§ Given request: Count every line that has the word "Ocean". Give the number, without anything more.

##### Records for this task

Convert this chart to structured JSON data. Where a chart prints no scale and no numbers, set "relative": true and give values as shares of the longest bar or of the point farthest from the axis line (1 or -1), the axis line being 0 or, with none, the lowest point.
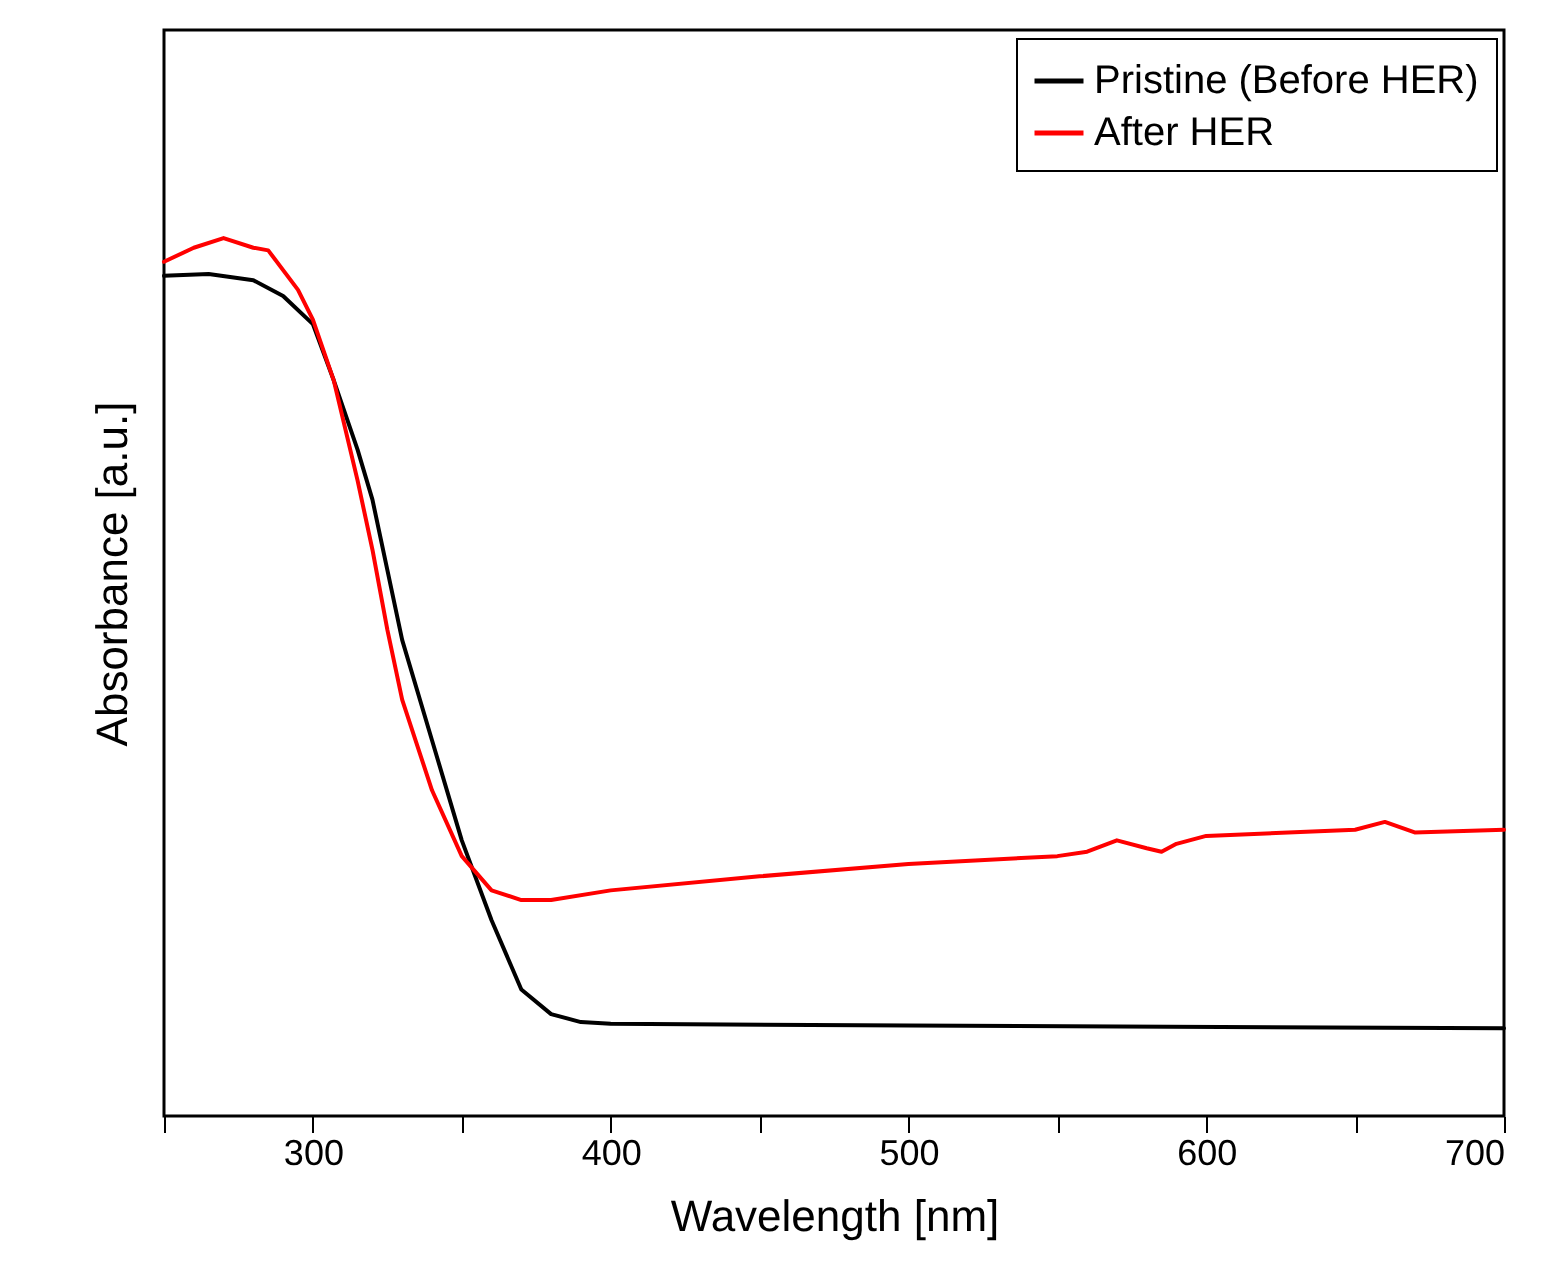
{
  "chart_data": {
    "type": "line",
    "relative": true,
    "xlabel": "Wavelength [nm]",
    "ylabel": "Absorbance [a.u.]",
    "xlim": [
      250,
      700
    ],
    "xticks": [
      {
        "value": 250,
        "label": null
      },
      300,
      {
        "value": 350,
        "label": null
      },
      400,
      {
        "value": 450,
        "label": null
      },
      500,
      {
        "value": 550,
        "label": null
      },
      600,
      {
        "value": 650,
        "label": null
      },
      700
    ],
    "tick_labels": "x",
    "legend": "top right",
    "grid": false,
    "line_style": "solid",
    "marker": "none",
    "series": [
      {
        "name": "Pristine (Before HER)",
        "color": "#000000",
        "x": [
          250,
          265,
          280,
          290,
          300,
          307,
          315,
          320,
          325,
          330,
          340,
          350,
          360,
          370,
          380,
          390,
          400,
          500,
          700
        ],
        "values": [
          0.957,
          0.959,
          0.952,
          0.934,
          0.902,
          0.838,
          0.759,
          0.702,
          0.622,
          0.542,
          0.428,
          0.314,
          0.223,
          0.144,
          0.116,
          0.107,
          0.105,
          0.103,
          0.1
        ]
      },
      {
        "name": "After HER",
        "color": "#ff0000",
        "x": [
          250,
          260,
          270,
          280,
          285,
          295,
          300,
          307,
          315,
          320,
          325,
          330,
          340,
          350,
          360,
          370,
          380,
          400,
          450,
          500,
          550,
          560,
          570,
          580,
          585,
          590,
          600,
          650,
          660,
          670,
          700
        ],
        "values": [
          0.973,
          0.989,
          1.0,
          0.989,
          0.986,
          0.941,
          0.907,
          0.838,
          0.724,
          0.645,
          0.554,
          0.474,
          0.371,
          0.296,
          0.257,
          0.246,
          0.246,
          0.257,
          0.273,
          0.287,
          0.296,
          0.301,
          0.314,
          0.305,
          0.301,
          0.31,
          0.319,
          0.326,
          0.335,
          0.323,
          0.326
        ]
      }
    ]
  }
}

##########
##### Records for this task

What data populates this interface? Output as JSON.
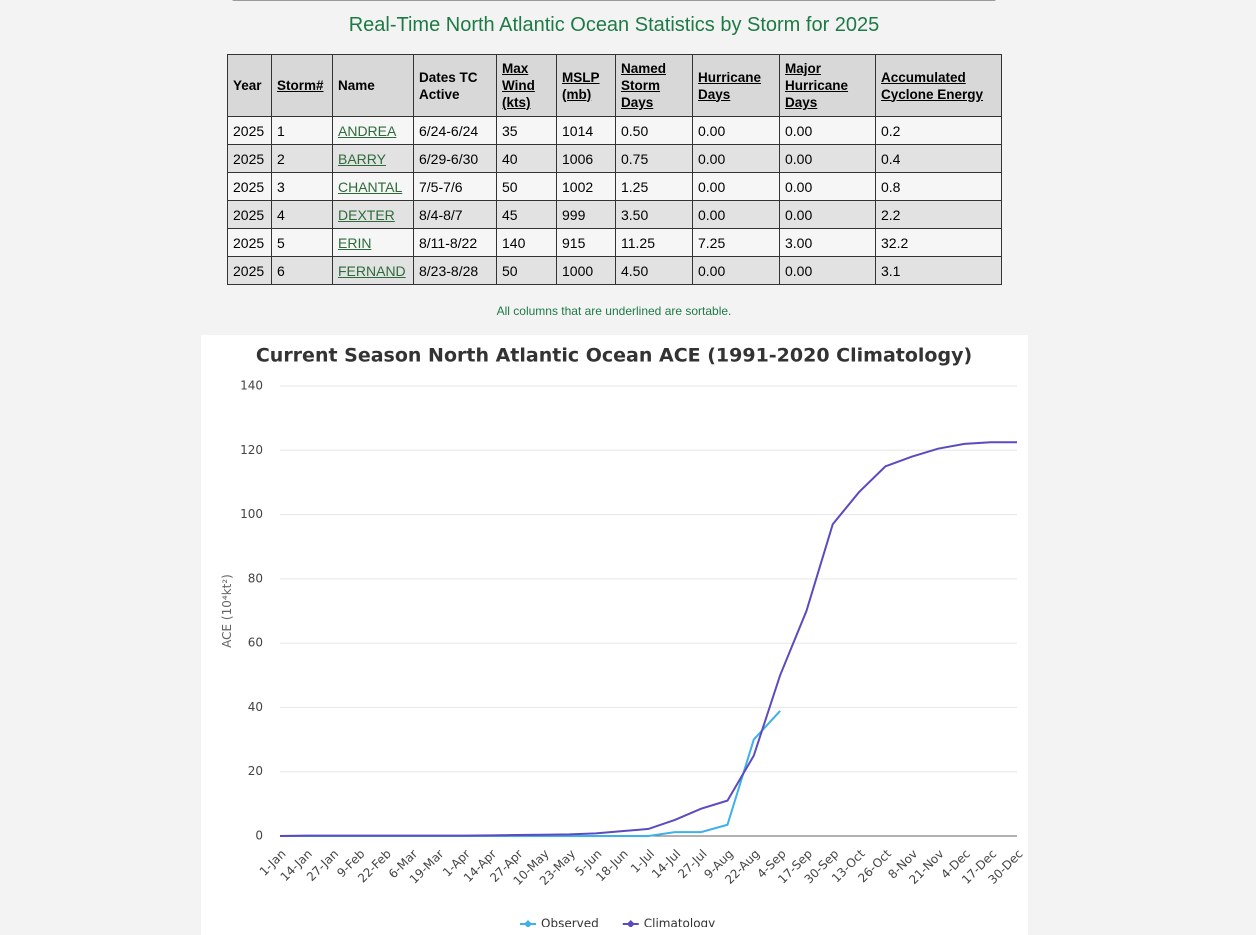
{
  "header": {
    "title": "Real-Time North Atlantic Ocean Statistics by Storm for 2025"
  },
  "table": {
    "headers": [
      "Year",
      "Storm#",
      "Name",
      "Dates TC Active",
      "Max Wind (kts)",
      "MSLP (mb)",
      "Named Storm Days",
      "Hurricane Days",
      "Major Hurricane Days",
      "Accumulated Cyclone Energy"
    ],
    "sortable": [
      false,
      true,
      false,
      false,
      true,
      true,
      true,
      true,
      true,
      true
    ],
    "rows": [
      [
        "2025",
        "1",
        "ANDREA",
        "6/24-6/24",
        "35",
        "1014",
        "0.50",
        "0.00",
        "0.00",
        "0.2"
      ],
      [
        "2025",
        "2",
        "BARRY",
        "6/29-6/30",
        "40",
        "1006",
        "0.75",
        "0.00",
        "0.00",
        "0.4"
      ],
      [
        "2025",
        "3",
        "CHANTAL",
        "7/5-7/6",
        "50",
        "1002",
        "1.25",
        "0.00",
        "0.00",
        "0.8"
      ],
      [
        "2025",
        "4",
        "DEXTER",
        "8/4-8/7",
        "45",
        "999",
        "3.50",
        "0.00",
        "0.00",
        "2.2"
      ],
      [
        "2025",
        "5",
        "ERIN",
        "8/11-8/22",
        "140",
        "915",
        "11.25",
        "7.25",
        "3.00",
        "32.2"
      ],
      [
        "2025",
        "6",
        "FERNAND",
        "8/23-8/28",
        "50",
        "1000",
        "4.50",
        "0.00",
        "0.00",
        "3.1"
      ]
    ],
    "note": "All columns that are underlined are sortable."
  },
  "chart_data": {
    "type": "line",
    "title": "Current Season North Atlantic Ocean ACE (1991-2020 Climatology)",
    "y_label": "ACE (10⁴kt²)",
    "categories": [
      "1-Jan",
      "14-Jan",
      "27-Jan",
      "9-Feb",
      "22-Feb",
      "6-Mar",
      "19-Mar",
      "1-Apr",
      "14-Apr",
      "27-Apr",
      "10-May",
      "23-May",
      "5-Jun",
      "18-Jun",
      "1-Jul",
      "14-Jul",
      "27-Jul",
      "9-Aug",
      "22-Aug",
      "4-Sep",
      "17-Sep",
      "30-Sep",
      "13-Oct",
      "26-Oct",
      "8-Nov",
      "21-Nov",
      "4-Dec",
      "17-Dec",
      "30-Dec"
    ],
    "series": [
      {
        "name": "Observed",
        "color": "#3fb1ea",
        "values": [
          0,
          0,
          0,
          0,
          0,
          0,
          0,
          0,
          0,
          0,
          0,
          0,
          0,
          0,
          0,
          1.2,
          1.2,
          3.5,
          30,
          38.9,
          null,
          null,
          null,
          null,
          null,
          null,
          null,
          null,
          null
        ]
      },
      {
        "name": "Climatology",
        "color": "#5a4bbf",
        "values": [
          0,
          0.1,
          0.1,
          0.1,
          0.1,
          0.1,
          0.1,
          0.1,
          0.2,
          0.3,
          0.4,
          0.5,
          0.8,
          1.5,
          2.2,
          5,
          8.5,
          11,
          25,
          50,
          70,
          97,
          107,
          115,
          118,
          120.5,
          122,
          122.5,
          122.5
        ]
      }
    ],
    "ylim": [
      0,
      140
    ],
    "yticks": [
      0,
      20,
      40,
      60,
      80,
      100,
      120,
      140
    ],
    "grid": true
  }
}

##########
##### Records for this task

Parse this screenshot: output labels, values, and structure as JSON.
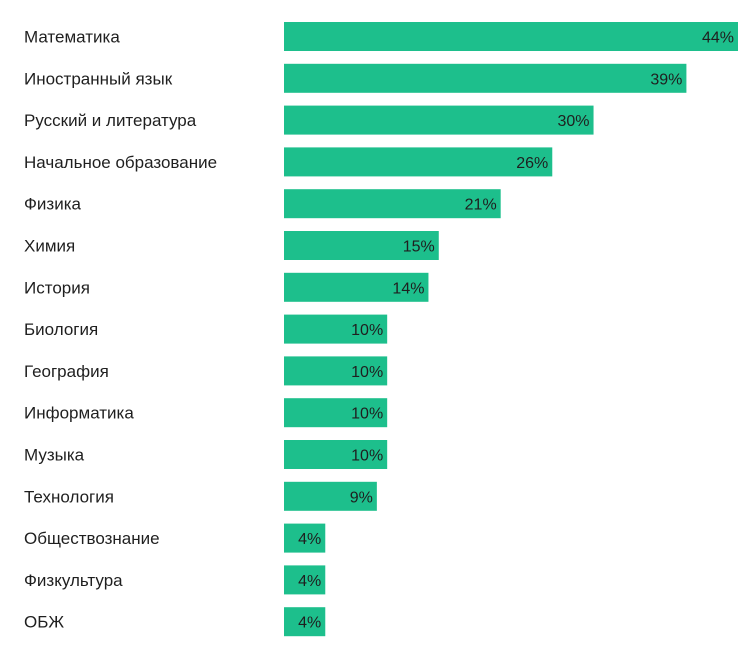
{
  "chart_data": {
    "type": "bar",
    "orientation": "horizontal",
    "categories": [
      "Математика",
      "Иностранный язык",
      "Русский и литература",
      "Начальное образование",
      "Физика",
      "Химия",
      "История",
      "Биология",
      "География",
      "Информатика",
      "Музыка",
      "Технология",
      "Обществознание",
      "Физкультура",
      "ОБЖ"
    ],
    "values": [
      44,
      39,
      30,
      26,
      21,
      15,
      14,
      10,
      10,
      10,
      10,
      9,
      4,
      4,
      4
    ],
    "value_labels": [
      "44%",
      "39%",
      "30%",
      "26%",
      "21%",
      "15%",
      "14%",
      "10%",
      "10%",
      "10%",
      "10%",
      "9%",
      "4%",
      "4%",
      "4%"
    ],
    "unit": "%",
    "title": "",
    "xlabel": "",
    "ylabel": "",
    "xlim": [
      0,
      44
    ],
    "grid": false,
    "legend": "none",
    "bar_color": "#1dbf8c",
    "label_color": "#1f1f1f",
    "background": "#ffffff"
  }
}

##########

§ Task answer: 2